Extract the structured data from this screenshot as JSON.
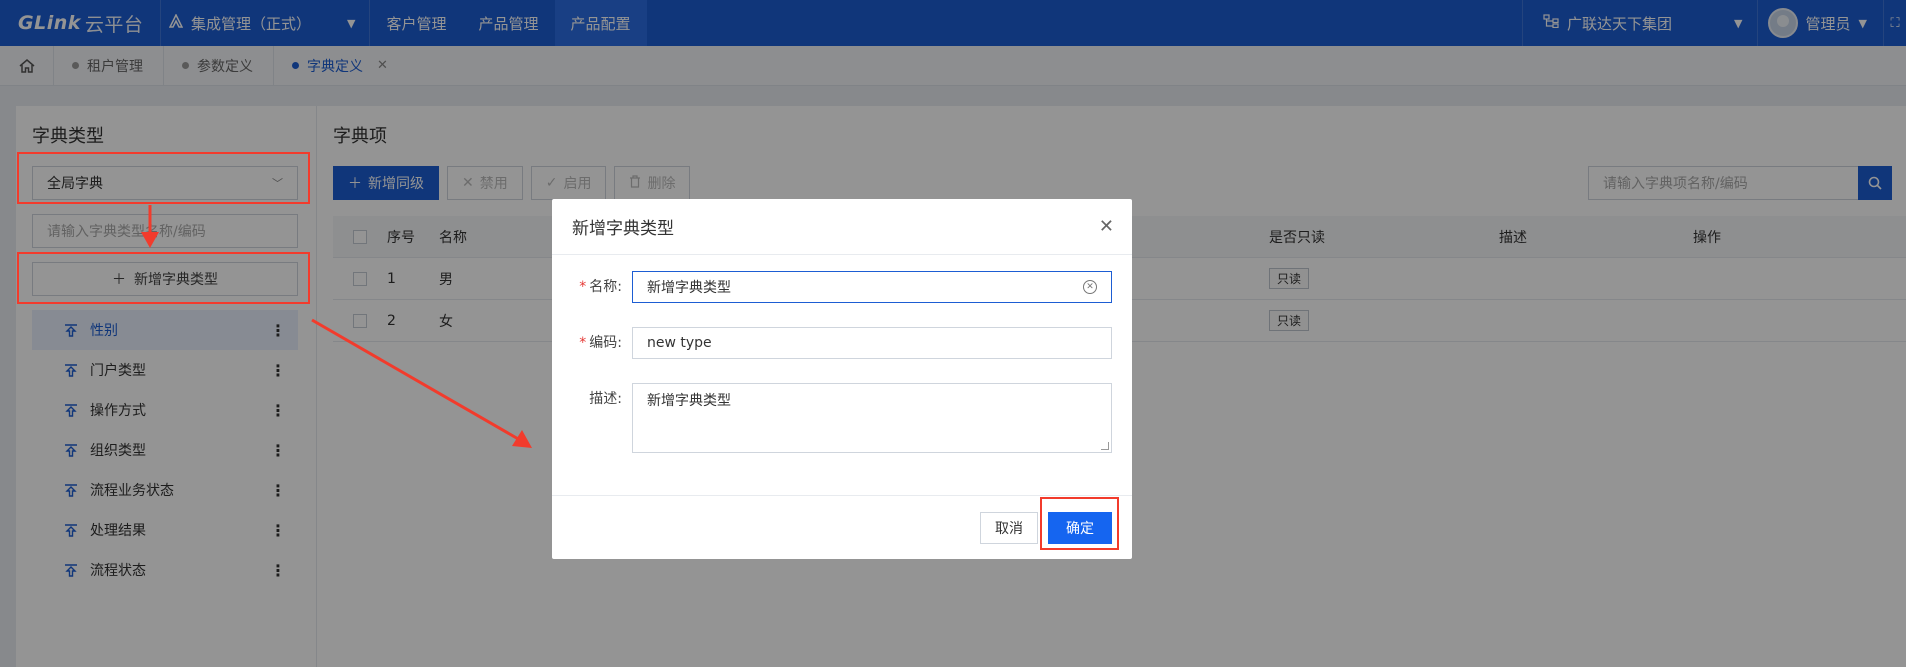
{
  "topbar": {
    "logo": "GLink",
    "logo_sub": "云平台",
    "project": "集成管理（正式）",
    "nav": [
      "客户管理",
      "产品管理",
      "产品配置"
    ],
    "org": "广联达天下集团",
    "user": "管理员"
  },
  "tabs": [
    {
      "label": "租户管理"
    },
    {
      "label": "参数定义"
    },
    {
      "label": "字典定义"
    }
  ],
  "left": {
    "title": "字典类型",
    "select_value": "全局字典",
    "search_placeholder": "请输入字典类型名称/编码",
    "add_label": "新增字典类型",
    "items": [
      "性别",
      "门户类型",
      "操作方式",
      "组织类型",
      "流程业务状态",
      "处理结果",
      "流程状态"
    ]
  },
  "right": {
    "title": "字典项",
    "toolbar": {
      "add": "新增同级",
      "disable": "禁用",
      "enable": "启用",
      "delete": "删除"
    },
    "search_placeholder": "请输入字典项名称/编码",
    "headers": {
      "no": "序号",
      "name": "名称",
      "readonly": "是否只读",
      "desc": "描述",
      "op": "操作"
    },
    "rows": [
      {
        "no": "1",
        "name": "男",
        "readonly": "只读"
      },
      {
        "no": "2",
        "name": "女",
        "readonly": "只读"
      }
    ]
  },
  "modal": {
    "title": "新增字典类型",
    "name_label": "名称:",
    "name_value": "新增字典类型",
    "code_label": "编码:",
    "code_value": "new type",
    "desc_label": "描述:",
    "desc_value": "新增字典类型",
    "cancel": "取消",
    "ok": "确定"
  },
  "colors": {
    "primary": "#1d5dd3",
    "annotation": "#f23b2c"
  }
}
┄┄┄┄┄┄┄┄┄┄┄┄┄┄┄┄┄┄┄┄
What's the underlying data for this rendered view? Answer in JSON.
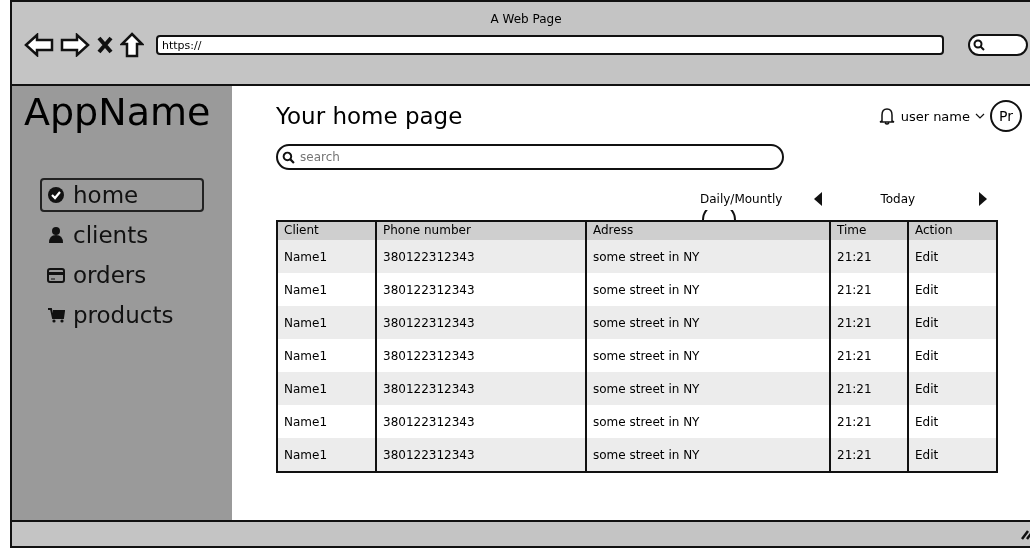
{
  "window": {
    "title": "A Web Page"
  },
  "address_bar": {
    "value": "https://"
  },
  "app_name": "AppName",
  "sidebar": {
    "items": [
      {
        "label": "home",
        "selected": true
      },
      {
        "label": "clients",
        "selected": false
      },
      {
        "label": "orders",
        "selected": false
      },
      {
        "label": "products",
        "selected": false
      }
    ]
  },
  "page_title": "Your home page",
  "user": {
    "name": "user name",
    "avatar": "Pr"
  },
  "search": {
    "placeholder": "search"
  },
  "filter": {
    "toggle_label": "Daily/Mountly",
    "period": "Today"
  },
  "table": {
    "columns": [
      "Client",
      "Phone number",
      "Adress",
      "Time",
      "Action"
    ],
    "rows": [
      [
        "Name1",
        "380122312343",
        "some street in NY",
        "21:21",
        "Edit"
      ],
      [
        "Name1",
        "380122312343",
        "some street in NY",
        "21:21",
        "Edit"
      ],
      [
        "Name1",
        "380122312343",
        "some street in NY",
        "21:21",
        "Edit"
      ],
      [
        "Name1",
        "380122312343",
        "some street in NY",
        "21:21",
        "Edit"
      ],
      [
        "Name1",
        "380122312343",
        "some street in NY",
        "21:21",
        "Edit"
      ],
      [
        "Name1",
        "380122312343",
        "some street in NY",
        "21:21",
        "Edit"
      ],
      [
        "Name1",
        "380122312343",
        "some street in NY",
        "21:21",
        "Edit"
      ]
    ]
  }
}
┄┄┄┄┄┄┄┄┄┄┄┄┄┄┄┄┄┄┄┄
- _Work instructions_
Pick every line with "this" in it and copy it.

- _Complete output_
Extract the structured data from this screenshot as JSON.
What's the underlying data for this rendered view? Answer in JSON.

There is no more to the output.